## start ENTRIES SUPPLIED
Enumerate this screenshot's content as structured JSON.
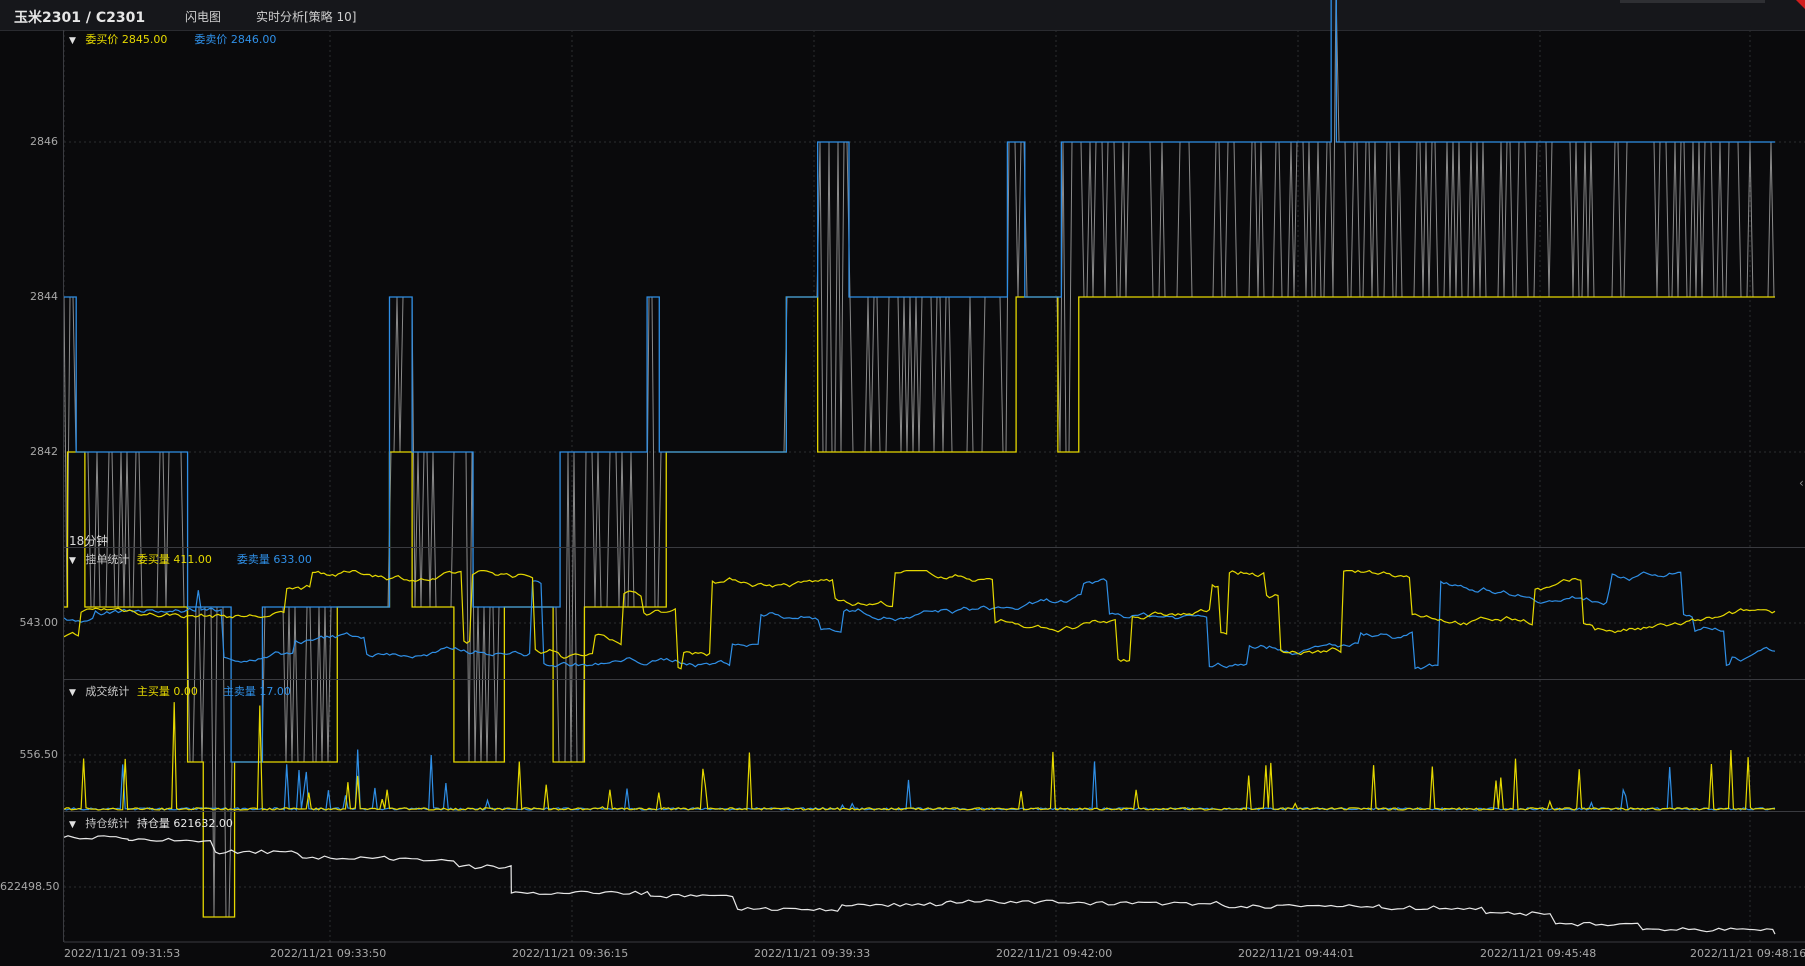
{
  "window": {
    "title": "玉米2301 / C2301",
    "tabs": [
      "闪电图",
      "实时分析[策略 10]"
    ]
  },
  "colors": {
    "background": "#0a0a0c",
    "bid": "#e5d800",
    "ask": "#2f8fe6",
    "mid": "#8a8a8a",
    "open_interest": "#e8e8e8",
    "grid": "#2c2d31"
  },
  "panels": {
    "price": {
      "legend": [
        {
          "label": "委买价",
          "value": "2845.00",
          "color_key": "bid"
        },
        {
          "label": "委卖价",
          "value": "2846.00",
          "color_key": "ask"
        }
      ],
      "span_label": "18分钟",
      "yticks": [
        "2846",
        "2844",
        "2842"
      ]
    },
    "orders": {
      "title": "挂单统计",
      "legend": [
        {
          "label": "委买量",
          "value": "411.00",
          "color_key": "bid"
        },
        {
          "label": "委卖量",
          "value": "633.00",
          "color_key": "ask"
        }
      ],
      "yticks": [
        "543.00"
      ]
    },
    "trades": {
      "title": "成交统计",
      "legend": [
        {
          "label": "主买量",
          "value": "0.00",
          "color_key": "bid"
        },
        {
          "label": "主卖量",
          "value": "17.00",
          "color_key": "ask"
        }
      ],
      "yticks": [
        "556.50"
      ]
    },
    "oi": {
      "title": "持仓统计",
      "legend": [
        {
          "label": "持仓量",
          "value": "621632.00",
          "color_key": "open_interest"
        }
      ],
      "yticks": [
        "622498.50"
      ]
    }
  },
  "xaxis": {
    "labels": [
      "2022/11/21 09:31:53",
      "2022/11/21 09:33:50",
      "2022/11/21 09:36:15",
      "2022/11/21 09:39:33",
      "2022/11/21 09:42:00",
      "2022/11/21 09:44:01",
      "2022/11/21 09:45:48",
      "2022/11/21 09:48:16"
    ]
  },
  "chart_data": {
    "type": "line",
    "time_range": [
      "2022/11/21 09:31:53",
      "2022/11/21 09:48:16"
    ],
    "price_range": [
      2840,
      2847
    ],
    "bid_steps": [
      [
        "09:31:53",
        2843
      ],
      [
        "09:31:55",
        2844
      ],
      [
        "09:32:05",
        2843
      ],
      [
        "09:33:04",
        2842
      ],
      [
        "09:33:13",
        2841
      ],
      [
        "09:33:31",
        2842
      ],
      [
        "09:34:30",
        2843
      ],
      [
        "09:35:00",
        2844
      ],
      [
        "09:35:13",
        2843
      ],
      [
        "09:35:37",
        2842
      ],
      [
        "09:36:06",
        2843
      ],
      [
        "09:36:34",
        2842
      ],
      [
        "09:36:52",
        2843
      ],
      [
        "09:37:39",
        2844
      ],
      [
        "09:38:48",
        2845
      ],
      [
        "09:39:06",
        2844
      ],
      [
        "09:41:00",
        2845
      ],
      [
        "09:41:24",
        2844
      ],
      [
        "09:41:36",
        2845
      ],
      [
        "09:43:41",
        2845
      ]
    ],
    "ask_steps": [
      [
        "09:31:53",
        2845
      ],
      [
        "09:32:00",
        2844
      ],
      [
        "09:33:04",
        2843
      ],
      [
        "09:33:29",
        2842
      ],
      [
        "09:33:47",
        2843
      ],
      [
        "09:35:00",
        2845
      ],
      [
        "09:35:13",
        2844
      ],
      [
        "09:35:48",
        2843
      ],
      [
        "09:36:38",
        2844
      ],
      [
        "09:37:28",
        2845
      ],
      [
        "09:37:35",
        2844
      ],
      [
        "09:38:48",
        2845
      ],
      [
        "09:39:06",
        2846
      ],
      [
        "09:39:24",
        2845
      ],
      [
        "09:40:55",
        2846
      ],
      [
        "09:41:05",
        2845
      ],
      [
        "09:41:26",
        2846
      ],
      [
        "09:44:01",
        2847
      ],
      [
        "09:44:04",
        2846
      ]
    ],
    "order_volume_ytick": 543.0,
    "trade_volume_ytick": 556.5,
    "open_interest": {
      "last": 621632.0,
      "ytick": 622498.5,
      "series": [
        [
          "09:31:53",
          622900
        ],
        [
          "09:32:30",
          622880
        ],
        [
          "09:33:20",
          622800
        ],
        [
          "09:34:10",
          622760
        ],
        [
          "09:35:00",
          622750
        ],
        [
          "09:35:40",
          622700
        ],
        [
          "09:36:10",
          622520
        ],
        [
          "09:37:30",
          622500
        ],
        [
          "09:38:20",
          622410
        ],
        [
          "09:39:20",
          622440
        ],
        [
          "09:40:20",
          622460
        ],
        [
          "09:41:30",
          622450
        ],
        [
          "09:43:00",
          622430
        ],
        [
          "09:44:30",
          622420
        ],
        [
          "09:45:30",
          622380
        ],
        [
          "09:46:10",
          622310
        ],
        [
          "09:47:00",
          622270
        ],
        [
          "09:48:16",
          622240
        ]
      ]
    }
  }
}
## end ENTRIES SUPPLIED
Locate the string "value" in the listing above and copy every line where it occurs.

### FULL OUTPUT
          "value": "2845.00",
          "value": "2846.00",
          "value": "411.00",
          "value": "633.00",
          "value": "0.00",
          "value": "17.00",
          "value": "621632.00",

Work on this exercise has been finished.